Set problem
Gather all lines in the entries that include the word "avatar".

Records for the exercise
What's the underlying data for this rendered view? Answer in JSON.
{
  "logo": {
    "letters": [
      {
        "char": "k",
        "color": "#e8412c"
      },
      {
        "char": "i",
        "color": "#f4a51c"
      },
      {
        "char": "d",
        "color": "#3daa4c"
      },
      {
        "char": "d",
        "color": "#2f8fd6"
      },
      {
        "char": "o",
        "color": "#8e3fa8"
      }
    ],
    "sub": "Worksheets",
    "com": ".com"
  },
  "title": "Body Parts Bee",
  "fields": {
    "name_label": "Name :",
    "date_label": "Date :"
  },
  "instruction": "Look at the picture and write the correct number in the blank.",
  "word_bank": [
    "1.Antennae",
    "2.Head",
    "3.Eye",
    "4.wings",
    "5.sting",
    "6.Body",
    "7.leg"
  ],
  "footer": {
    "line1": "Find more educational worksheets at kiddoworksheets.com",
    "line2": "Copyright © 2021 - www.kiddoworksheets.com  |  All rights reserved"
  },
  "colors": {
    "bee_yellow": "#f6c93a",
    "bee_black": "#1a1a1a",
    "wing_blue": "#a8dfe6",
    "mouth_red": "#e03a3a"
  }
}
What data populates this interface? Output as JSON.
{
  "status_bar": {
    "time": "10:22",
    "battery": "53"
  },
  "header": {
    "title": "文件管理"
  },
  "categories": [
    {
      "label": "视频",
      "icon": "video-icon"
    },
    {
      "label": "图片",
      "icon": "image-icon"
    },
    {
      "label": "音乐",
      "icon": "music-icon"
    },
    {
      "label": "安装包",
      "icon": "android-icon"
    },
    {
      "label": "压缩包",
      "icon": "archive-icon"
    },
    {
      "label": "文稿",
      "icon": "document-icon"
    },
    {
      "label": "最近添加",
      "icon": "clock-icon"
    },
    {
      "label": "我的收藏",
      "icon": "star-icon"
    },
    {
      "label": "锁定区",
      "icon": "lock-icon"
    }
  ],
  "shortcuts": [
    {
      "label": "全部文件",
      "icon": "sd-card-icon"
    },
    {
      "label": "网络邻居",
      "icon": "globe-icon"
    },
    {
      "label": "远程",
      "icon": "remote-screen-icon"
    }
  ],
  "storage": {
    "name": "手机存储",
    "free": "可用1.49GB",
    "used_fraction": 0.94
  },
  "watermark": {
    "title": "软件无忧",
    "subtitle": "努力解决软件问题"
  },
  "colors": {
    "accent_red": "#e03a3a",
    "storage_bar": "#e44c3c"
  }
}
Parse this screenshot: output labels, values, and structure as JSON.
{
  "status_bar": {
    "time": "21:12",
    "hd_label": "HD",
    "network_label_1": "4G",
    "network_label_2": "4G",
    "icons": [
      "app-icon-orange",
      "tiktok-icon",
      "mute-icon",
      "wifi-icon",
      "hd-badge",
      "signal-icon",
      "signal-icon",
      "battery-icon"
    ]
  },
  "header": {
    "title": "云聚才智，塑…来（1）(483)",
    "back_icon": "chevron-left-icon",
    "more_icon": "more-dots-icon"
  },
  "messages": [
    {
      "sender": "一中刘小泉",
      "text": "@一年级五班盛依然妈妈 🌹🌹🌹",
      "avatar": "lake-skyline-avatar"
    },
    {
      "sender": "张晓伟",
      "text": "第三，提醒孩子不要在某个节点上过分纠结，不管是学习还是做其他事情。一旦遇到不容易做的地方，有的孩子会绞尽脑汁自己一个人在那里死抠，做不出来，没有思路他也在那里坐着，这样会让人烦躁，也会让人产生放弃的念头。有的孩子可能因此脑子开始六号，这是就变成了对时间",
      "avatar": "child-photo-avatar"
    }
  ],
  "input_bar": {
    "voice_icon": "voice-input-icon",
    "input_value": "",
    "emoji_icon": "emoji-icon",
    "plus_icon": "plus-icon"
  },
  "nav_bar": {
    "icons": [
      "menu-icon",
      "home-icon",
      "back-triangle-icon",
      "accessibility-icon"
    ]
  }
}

Solved exercise
      "avatar": "lake-skyline-avatar"
      "avatar": "child-photo-avatar"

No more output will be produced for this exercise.